= WHAT YOU SHOULD DO =
Quote every entry word for word.

[Figure record listings]
⟨
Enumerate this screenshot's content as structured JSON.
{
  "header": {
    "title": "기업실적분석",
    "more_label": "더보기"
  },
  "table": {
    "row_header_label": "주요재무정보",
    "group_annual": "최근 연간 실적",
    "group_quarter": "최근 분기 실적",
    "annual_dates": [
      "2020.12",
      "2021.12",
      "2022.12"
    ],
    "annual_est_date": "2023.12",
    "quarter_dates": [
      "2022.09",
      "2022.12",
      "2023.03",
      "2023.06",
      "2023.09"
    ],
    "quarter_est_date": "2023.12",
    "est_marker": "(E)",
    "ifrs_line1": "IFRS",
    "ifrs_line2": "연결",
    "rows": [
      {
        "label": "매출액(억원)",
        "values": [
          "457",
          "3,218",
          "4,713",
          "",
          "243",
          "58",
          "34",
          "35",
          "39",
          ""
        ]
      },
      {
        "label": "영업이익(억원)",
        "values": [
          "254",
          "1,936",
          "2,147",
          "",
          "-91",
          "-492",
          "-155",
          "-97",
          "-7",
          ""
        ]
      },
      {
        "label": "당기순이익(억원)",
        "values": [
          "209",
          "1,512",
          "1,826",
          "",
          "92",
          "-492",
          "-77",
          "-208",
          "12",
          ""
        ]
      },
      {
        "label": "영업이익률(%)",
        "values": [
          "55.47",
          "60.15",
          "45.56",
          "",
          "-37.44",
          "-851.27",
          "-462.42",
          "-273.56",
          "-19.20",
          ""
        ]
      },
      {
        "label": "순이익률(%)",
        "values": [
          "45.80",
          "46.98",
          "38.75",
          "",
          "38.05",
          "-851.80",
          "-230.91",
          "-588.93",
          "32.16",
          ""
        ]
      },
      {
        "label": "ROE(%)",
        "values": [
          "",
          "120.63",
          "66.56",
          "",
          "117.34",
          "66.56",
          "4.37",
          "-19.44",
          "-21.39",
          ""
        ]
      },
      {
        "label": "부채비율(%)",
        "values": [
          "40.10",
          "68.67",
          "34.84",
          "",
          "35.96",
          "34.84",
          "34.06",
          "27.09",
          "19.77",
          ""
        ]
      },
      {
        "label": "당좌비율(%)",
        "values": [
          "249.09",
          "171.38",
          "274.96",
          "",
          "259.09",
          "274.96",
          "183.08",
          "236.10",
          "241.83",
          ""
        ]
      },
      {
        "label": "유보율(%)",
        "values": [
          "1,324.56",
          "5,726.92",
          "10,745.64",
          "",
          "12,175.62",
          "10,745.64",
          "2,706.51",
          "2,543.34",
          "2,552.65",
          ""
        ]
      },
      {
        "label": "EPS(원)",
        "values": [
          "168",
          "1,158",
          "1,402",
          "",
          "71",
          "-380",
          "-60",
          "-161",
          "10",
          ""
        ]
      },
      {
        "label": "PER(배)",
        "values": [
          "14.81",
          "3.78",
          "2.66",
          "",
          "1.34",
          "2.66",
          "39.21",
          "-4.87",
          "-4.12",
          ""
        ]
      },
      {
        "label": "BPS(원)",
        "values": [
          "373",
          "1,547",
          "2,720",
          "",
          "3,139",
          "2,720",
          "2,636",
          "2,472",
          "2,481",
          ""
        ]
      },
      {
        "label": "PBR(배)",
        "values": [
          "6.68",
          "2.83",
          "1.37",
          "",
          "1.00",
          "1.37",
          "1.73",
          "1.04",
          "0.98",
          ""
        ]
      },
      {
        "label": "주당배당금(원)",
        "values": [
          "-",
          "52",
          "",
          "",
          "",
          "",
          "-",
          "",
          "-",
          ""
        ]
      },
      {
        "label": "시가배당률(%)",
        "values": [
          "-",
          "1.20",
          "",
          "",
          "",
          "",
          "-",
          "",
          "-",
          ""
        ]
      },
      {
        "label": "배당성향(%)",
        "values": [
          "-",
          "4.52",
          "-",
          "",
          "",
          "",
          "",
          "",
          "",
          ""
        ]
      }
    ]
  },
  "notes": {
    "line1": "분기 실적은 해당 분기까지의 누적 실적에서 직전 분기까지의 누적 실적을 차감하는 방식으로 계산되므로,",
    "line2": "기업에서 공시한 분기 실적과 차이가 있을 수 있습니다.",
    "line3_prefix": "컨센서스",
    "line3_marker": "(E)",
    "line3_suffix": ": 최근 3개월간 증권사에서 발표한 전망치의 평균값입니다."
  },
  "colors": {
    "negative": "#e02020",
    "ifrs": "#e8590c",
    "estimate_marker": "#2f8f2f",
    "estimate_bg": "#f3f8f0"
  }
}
⟩
= ANSWER TO THIS TASK =
Enumerate this screenshot's content as structured JSON.
{
  "header": {
    "title": "기업실적분석",
    "more_label": "더보기"
  },
  "table": {
    "row_header_label": "주요재무정보",
    "group_annual": "최근 연간 실적",
    "group_quarter": "최근 분기 실적",
    "annual_dates": [
      "2020.12",
      "2021.12",
      "2022.12"
    ],
    "annual_est_date": "2023.12",
    "quarter_dates": [
      "2022.09",
      "2022.12",
      "2023.03",
      "2023.06",
      "2023.09"
    ],
    "quarter_est_date": "2023.12",
    "est_marker": "(E)",
    "ifrs_line1": "IFRS",
    "ifrs_line2": "연결",
    "rows": [
      {
        "label": "매출액(억원)",
        "values": [
          "457",
          "3,218",
          "4,713",
          "",
          "243",
          "58",
          "34",
          "35",
          "39",
          ""
        ]
      },
      {
        "label": "영업이익(억원)",
        "values": [
          "254",
          "1,936",
          "2,147",
          "",
          "-91",
          "-492",
          "-155",
          "-97",
          "-7",
          ""
        ]
      },
      {
        "label": "당기순이익(억원)",
        "values": [
          "209",
          "1,512",
          "1,826",
          "",
          "92",
          "-492",
          "-77",
          "-208",
          "12",
          ""
        ]
      },
      {
        "label": "영업이익률(%)",
        "values": [
          "55.47",
          "60.15",
          "45.56",
          "",
          "-37.44",
          "-851.27",
          "-462.42",
          "-273.56",
          "-19.20",
          ""
        ]
      },
      {
        "label": "순이익률(%)",
        "values": [
          "45.80",
          "46.98",
          "38.75",
          "",
          "38.05",
          "-851.80",
          "-230.91",
          "-588.93",
          "32.16",
          ""
        ]
      },
      {
        "label": "ROE(%)",
        "values": [
          "",
          "120.63",
          "66.56",
          "",
          "117.34",
          "66.56",
          "4.37",
          "-19.44",
          "-21.39",
          ""
        ]
      },
      {
        "label": "부채비율(%)",
        "values": [
          "40.10",
          "68.67",
          "34.84",
          "",
          "35.96",
          "34.84",
          "34.06",
          "27.09",
          "19.77",
          ""
        ]
      },
      {
        "label": "당좌비율(%)",
        "values": [
          "249.09",
          "171.38",
          "274.96",
          "",
          "259.09",
          "274.96",
          "183.08",
          "236.10",
          "241.83",
          ""
        ]
      },
      {
        "label": "유보율(%)",
        "values": [
          "1,324.56",
          "5,726.92",
          "10,745.64",
          "",
          "12,175.62",
          "10,745.64",
          "2,706.51",
          "2,543.34",
          "2,552.65",
          ""
        ]
      },
      {
        "label": "EPS(원)",
        "values": [
          "168",
          "1,158",
          "1,402",
          "",
          "71",
          "-380",
          "-60",
          "-161",
          "10",
          ""
        ]
      },
      {
        "label": "PER(배)",
        "values": [
          "14.81",
          "3.78",
          "2.66",
          "",
          "1.34",
          "2.66",
          "39.21",
          "-4.87",
          "-4.12",
          ""
        ]
      },
      {
        "label": "BPS(원)",
        "values": [
          "373",
          "1,547",
          "2,720",
          "",
          "3,139",
          "2,720",
          "2,636",
          "2,472",
          "2,481",
          ""
        ]
      },
      {
        "label": "PBR(배)",
        "values": [
          "6.68",
          "2.83",
          "1.37",
          "",
          "1.00",
          "1.37",
          "1.73",
          "1.04",
          "0.98",
          ""
        ]
      },
      {
        "label": "주당배당금(원)",
        "values": [
          "-",
          "52",
          "",
          "",
          "",
          "",
          "-",
          "",
          "-",
          ""
        ]
      },
      {
        "label": "시가배당률(%)",
        "values": [
          "-",
          "1.20",
          "",
          "",
          "",
          "",
          "-",
          "",
          "-",
          ""
        ]
      },
      {
        "label": "배당성향(%)",
        "values": [
          "-",
          "4.52",
          "-",
          "",
          "",
          "",
          "",
          "",
          "",
          ""
        ]
      }
    ]
  },
  "notes": {
    "line1": "분기 실적은 해당 분기까지의 누적 실적에서 직전 분기까지의 누적 실적을 차감하는 방식으로 계산되므로,",
    "line2": "기업에서 공시한 분기 실적과 차이가 있을 수 있습니다.",
    "line3_prefix": "컨센서스",
    "line3_marker": "(E)",
    "line3_suffix": ": 최근 3개월간 증권사에서 발표한 전망치의 평균값입니다."
  },
  "colors": {
    "negative": "#e02020",
    "ifrs": "#e8590c",
    "estimate_marker": "#2f8f2f",
    "estimate_bg": "#f3f8f0"
  }
}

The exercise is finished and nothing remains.